# Start of Dataset records

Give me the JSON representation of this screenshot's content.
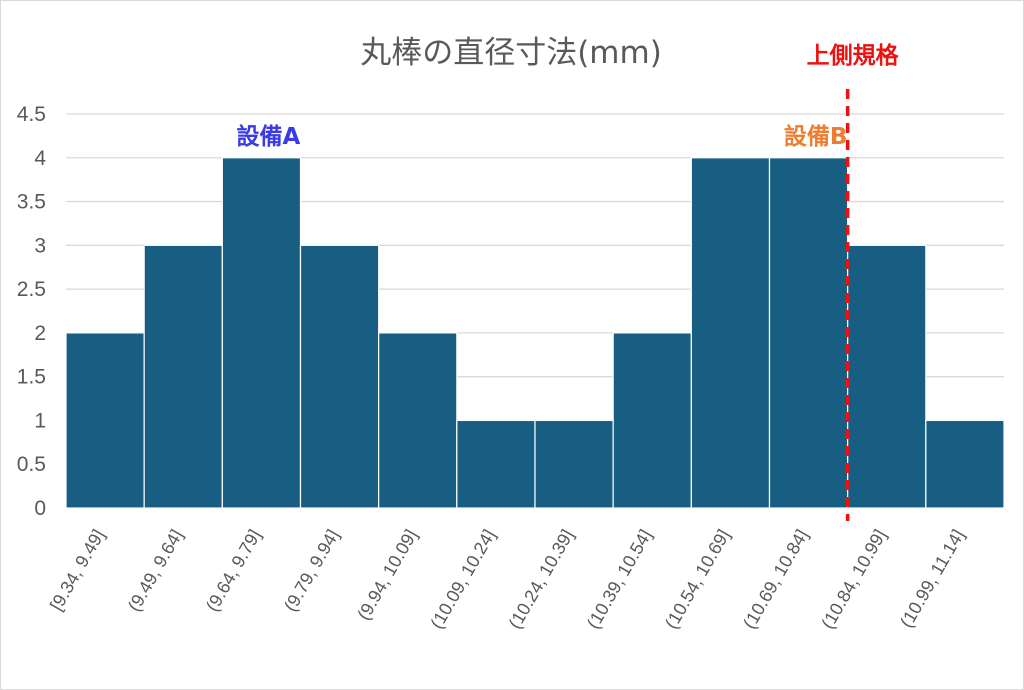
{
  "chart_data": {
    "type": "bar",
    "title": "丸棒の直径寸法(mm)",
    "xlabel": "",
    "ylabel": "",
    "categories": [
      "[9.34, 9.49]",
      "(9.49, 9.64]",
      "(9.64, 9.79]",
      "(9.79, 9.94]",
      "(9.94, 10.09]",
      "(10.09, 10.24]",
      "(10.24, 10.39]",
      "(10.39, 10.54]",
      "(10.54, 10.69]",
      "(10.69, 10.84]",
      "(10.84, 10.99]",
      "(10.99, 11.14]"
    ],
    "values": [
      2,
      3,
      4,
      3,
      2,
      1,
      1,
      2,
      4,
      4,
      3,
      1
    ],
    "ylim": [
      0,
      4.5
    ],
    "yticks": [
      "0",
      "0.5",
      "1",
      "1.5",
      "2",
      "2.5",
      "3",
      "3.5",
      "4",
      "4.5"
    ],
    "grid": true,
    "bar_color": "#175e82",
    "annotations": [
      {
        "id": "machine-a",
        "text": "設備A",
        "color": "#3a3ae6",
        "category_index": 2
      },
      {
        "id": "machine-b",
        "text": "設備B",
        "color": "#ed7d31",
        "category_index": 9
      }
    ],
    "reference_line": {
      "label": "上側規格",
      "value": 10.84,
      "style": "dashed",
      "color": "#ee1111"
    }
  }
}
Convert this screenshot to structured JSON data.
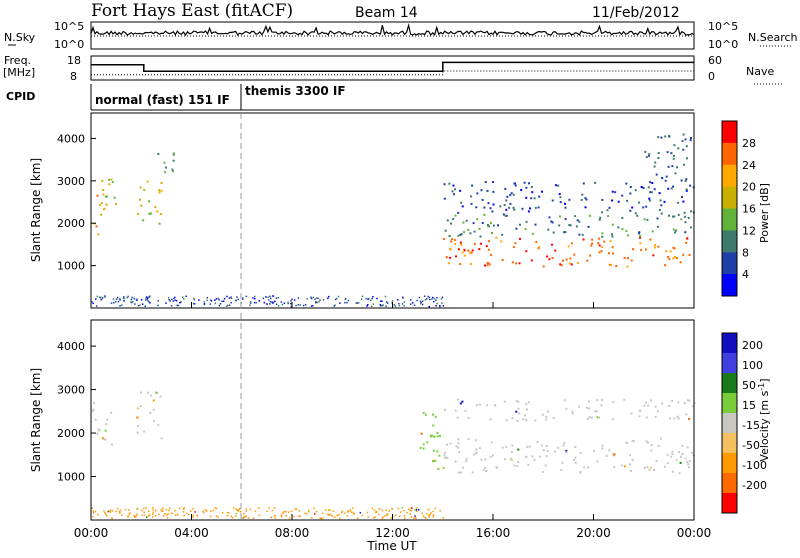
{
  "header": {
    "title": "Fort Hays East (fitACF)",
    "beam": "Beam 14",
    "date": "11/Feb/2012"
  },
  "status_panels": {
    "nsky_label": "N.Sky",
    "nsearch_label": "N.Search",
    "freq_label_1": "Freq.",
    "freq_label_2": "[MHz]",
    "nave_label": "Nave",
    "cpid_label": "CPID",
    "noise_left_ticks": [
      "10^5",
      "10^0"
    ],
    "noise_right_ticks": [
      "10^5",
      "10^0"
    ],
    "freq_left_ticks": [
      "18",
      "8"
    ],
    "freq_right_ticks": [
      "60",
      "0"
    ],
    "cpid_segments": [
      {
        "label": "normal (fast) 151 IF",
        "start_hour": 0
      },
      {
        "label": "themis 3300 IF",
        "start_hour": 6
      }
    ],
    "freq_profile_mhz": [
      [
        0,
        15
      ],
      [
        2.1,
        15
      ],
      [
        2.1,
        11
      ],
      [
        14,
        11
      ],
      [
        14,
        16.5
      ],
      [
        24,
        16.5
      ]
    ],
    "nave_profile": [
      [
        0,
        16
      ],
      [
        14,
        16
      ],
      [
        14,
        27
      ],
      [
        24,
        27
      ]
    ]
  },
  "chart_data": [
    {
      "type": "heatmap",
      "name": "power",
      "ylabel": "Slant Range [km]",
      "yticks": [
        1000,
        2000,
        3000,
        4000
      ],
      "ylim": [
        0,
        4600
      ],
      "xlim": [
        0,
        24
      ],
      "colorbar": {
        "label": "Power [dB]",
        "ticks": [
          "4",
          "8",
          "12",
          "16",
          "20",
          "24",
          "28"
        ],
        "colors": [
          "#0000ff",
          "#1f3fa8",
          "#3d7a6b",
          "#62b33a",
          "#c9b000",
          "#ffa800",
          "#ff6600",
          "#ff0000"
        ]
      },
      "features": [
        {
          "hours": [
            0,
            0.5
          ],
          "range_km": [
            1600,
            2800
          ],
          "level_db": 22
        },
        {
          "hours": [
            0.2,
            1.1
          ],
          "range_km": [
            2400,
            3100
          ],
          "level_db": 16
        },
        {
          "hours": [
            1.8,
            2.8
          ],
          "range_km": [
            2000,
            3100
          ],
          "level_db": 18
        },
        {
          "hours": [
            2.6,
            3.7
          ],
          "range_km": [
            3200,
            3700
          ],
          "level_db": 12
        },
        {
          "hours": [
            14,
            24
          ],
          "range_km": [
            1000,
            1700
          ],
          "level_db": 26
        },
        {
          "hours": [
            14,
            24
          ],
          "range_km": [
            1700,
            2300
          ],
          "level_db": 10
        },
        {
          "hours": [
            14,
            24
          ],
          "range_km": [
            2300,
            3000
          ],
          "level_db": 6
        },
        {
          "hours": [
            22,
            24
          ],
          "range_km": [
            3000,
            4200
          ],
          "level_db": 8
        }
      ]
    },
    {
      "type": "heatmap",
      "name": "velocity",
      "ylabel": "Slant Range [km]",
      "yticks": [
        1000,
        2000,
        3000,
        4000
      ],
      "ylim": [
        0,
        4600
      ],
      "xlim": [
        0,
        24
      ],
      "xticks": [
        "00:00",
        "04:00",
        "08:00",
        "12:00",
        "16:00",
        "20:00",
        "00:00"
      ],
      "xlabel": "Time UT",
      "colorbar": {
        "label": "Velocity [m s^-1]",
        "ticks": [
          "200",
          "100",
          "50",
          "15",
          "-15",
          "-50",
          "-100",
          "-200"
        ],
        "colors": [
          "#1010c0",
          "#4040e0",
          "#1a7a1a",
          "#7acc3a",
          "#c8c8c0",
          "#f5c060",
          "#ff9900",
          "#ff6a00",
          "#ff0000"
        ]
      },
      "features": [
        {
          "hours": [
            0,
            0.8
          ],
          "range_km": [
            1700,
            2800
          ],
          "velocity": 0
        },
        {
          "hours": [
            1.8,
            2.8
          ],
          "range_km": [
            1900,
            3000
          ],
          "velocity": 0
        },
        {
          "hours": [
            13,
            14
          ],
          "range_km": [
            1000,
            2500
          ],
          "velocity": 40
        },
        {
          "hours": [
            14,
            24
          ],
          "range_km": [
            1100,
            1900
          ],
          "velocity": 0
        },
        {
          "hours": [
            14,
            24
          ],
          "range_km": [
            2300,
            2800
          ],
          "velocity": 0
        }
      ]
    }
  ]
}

# End of Dataset records
# Start of Dataset records

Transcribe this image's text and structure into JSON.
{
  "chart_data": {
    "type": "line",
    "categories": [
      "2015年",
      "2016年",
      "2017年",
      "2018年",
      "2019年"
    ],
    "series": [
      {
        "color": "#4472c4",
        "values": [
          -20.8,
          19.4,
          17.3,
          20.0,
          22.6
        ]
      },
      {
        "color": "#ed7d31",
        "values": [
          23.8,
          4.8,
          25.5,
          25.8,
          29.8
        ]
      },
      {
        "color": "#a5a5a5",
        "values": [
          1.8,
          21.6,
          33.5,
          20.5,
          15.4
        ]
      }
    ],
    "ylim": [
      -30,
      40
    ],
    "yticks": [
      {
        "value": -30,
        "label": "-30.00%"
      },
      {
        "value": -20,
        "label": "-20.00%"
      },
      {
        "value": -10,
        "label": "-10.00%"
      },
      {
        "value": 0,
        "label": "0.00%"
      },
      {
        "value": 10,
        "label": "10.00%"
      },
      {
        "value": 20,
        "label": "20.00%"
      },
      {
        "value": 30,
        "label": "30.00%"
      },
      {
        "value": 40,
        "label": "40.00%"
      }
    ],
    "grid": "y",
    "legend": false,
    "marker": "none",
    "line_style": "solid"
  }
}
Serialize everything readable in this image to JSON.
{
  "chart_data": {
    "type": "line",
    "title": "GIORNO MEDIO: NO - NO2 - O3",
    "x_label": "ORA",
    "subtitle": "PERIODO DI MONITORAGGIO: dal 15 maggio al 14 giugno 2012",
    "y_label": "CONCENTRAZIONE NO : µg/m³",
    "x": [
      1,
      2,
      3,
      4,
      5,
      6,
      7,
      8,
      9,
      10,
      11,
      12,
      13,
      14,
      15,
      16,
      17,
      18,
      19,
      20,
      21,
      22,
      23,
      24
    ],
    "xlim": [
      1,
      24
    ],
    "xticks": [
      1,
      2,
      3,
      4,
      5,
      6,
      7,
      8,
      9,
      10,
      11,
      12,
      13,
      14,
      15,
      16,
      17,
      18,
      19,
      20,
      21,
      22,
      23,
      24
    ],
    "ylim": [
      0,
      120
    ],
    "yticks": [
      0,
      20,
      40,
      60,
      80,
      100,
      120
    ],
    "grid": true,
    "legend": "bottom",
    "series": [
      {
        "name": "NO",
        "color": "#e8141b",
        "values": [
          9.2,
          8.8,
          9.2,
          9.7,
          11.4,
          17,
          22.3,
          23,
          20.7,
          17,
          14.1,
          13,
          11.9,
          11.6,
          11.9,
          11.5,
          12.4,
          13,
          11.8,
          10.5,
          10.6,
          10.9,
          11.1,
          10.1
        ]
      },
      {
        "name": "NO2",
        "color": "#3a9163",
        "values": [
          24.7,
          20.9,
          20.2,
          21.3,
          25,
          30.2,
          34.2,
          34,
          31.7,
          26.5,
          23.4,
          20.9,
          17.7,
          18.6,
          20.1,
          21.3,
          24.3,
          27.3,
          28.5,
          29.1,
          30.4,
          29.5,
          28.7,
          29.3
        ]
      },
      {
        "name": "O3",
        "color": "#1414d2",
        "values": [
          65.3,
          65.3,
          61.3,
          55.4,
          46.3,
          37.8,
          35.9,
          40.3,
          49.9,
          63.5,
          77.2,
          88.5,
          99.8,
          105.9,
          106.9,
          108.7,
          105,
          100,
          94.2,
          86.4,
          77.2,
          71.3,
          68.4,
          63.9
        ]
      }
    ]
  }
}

# End of Dataset records

Task
From the listing above, copy out each line where the word "this" appears.

Response
Give me the JSON representation of this screenshot's content.
Convert this screenshot to structured JSON data.
Transcribe this image's text and structure into JSON.
Serialize everything readable in this image to JSON.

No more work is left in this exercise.